Work to complete — What lines of the data hold the string "polyadenylation"? Copy them all.

Top of Given information

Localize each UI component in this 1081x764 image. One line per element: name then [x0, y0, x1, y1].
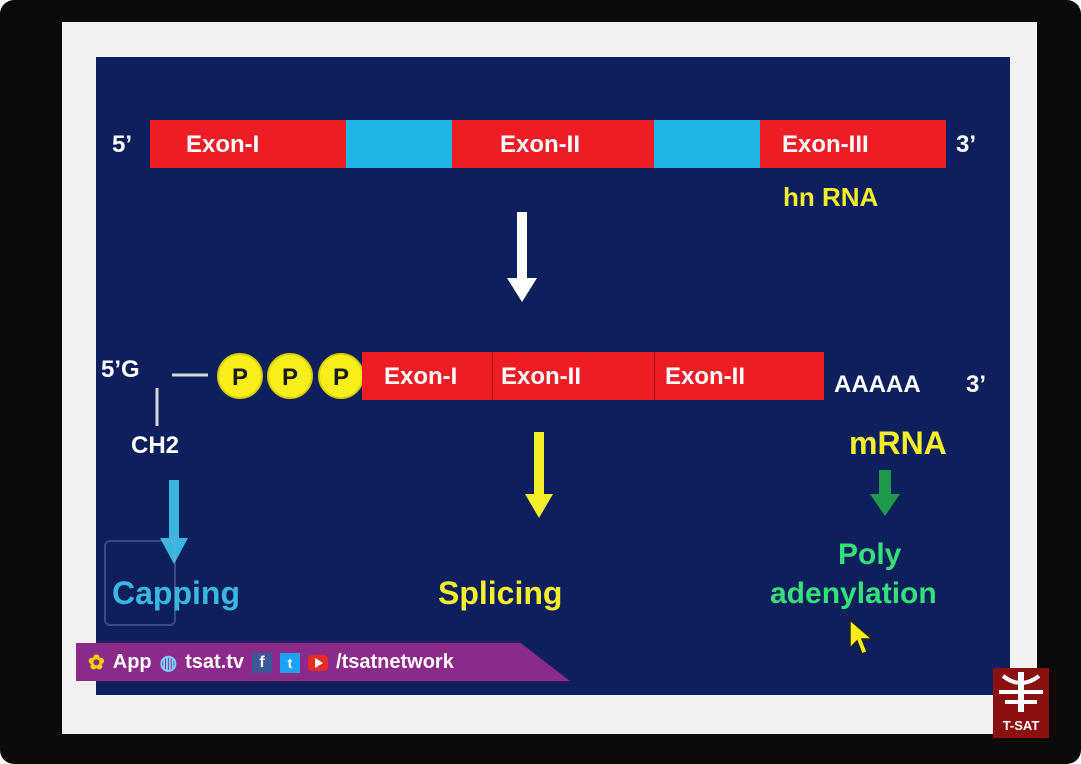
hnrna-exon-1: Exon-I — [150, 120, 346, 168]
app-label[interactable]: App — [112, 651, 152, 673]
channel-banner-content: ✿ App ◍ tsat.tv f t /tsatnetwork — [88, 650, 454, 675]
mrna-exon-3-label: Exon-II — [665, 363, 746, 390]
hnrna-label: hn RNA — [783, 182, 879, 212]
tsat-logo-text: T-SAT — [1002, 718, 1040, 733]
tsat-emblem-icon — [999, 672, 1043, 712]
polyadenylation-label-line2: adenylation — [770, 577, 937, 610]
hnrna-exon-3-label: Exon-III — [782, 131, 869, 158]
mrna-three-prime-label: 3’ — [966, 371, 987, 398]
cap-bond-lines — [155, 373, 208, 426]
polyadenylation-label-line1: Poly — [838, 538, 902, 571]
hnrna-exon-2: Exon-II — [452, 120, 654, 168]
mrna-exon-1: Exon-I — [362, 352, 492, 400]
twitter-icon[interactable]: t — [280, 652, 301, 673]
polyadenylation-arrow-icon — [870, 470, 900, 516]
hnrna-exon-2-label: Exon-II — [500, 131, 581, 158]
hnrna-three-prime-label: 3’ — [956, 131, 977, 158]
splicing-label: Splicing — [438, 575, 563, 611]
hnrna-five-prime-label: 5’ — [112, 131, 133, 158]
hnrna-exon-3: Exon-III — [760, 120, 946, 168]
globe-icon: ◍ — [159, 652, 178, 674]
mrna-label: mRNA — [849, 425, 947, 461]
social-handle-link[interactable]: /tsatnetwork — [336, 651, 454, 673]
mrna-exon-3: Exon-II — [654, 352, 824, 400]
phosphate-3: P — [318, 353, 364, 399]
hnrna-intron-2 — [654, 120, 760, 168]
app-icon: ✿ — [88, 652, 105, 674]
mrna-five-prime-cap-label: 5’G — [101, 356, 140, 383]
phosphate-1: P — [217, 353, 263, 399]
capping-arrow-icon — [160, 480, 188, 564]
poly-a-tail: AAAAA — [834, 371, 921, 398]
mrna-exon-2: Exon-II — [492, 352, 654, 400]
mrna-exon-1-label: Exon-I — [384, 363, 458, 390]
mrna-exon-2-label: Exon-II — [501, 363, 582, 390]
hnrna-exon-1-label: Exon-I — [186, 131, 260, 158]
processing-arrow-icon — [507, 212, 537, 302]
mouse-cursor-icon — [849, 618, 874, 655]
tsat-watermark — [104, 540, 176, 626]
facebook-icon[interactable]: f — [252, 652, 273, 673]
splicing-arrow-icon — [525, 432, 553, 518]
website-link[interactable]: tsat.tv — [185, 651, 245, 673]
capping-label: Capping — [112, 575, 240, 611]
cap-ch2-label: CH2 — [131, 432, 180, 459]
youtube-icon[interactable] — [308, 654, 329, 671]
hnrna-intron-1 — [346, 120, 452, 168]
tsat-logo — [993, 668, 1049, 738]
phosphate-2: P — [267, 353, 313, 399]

Bottom of Given information
Top of Given information

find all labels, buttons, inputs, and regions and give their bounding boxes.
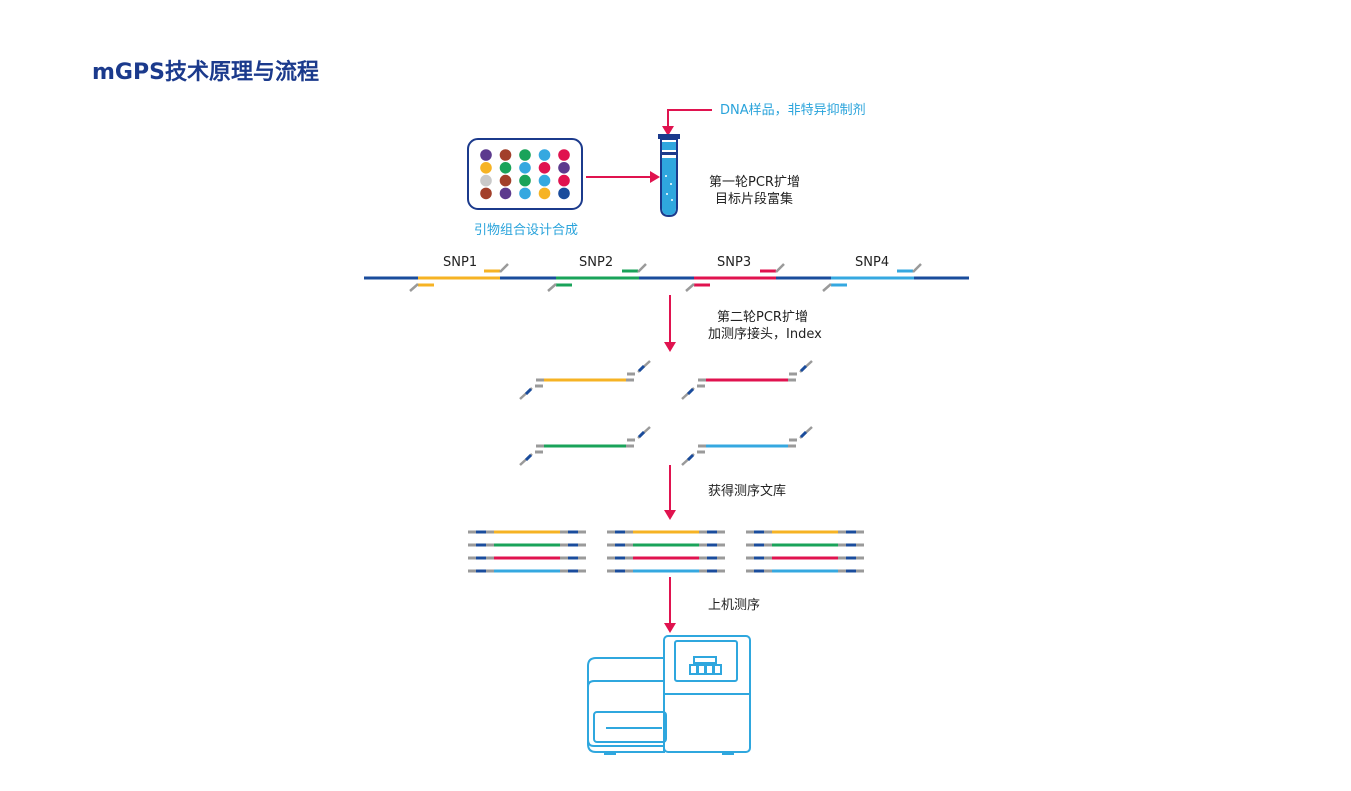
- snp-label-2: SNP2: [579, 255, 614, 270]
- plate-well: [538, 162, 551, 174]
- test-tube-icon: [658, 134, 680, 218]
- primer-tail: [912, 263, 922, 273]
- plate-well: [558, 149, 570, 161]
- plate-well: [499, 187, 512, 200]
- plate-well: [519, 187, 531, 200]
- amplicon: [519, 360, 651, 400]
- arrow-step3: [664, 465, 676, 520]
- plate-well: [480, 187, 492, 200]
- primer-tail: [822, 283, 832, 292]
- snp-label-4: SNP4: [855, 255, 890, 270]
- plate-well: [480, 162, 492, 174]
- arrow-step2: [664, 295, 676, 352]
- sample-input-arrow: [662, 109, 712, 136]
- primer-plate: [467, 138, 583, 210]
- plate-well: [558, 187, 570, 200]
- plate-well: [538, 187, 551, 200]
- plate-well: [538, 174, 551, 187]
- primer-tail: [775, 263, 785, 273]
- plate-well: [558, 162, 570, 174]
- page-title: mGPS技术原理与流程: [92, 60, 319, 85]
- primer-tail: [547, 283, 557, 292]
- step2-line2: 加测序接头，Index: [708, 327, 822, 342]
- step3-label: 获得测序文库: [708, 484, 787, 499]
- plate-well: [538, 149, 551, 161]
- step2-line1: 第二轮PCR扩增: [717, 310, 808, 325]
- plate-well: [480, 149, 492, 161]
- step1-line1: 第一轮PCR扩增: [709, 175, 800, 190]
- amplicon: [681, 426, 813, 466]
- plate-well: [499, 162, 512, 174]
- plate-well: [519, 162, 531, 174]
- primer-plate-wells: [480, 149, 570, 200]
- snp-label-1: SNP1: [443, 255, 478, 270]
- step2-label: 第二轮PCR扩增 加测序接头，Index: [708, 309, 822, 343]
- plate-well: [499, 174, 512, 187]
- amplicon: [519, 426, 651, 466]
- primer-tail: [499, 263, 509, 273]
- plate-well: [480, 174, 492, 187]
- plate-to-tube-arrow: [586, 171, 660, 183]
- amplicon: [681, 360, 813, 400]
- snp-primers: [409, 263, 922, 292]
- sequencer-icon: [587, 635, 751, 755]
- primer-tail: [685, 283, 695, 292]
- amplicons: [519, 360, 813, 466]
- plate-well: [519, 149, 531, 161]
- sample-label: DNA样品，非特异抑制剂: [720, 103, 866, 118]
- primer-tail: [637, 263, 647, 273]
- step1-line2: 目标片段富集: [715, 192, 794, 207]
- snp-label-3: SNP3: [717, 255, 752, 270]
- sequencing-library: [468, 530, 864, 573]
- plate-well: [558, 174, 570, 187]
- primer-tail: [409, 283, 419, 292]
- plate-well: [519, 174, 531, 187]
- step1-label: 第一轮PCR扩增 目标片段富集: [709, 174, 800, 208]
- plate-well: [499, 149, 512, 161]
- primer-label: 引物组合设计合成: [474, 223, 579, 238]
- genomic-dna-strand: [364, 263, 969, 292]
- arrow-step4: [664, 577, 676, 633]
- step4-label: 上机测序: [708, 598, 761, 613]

Bottom of Given information
Top of Given information

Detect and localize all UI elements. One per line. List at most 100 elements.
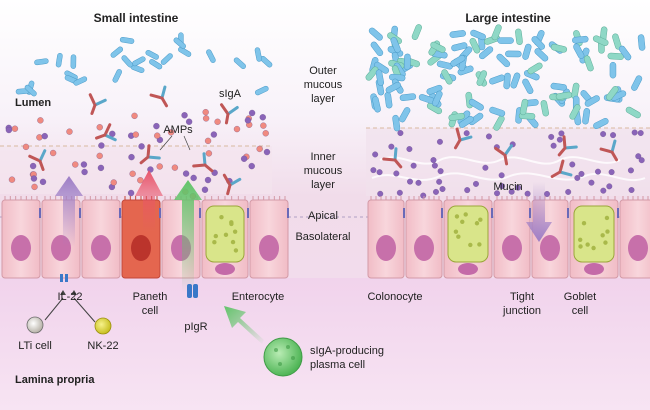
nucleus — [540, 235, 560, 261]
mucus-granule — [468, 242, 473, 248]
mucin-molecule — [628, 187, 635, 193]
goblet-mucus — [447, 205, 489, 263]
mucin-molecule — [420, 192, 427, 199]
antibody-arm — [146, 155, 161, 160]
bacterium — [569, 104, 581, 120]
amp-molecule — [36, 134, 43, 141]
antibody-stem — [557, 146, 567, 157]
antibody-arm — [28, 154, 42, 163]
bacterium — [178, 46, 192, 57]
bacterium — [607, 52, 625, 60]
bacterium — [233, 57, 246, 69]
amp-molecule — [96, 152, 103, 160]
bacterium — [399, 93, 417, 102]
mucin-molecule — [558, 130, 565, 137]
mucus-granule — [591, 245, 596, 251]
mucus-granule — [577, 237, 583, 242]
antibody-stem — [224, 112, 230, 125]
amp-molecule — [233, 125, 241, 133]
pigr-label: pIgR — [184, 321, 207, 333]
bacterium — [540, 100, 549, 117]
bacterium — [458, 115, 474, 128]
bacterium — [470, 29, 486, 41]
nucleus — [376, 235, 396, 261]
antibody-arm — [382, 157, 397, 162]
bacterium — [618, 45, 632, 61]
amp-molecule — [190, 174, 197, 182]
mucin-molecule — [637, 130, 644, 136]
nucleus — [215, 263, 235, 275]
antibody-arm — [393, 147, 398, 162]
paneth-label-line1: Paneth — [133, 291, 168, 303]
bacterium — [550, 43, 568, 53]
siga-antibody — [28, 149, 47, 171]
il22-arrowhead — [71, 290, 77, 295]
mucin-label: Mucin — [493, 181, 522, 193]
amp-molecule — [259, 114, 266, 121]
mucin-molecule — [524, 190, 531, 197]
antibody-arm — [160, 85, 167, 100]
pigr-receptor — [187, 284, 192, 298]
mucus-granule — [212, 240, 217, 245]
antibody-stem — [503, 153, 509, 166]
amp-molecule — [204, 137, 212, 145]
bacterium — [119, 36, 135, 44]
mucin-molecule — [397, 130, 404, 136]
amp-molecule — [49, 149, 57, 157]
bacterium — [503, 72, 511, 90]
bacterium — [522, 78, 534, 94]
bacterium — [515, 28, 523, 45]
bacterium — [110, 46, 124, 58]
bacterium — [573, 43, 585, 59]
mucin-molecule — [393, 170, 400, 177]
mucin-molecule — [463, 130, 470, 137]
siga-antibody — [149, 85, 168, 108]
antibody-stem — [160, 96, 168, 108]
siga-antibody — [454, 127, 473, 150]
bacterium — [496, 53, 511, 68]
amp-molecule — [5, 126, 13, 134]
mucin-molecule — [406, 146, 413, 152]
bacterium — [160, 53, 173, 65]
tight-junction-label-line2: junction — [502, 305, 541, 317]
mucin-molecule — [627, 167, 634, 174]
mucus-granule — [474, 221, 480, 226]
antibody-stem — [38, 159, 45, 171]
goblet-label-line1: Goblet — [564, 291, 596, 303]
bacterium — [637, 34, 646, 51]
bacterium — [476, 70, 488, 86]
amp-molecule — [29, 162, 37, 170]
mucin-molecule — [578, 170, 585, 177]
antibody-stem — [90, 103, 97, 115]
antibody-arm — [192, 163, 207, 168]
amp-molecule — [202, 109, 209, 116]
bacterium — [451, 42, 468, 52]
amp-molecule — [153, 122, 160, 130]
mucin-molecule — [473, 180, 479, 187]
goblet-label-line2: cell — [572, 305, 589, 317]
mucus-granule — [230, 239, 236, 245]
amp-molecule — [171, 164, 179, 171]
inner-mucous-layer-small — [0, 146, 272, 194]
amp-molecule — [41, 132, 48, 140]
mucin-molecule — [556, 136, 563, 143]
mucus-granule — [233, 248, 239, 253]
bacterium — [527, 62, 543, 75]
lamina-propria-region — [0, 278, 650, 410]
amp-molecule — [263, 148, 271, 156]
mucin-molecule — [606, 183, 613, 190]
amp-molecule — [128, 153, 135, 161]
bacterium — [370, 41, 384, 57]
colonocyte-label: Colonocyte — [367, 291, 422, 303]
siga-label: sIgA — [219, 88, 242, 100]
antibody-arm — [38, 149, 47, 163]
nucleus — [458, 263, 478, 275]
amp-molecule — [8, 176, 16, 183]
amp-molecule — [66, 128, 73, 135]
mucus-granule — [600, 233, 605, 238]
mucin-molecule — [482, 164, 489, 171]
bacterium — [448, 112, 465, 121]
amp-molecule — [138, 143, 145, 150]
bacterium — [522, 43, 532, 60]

Bottom of Given information

Reply —
polyadenylation-label-line2: adenylation — [770, 577, 937, 610]
polyadenylation-label-line1: Poly — [838, 538, 902, 571]
polyadenylation-arrow-icon — [870, 470, 900, 516]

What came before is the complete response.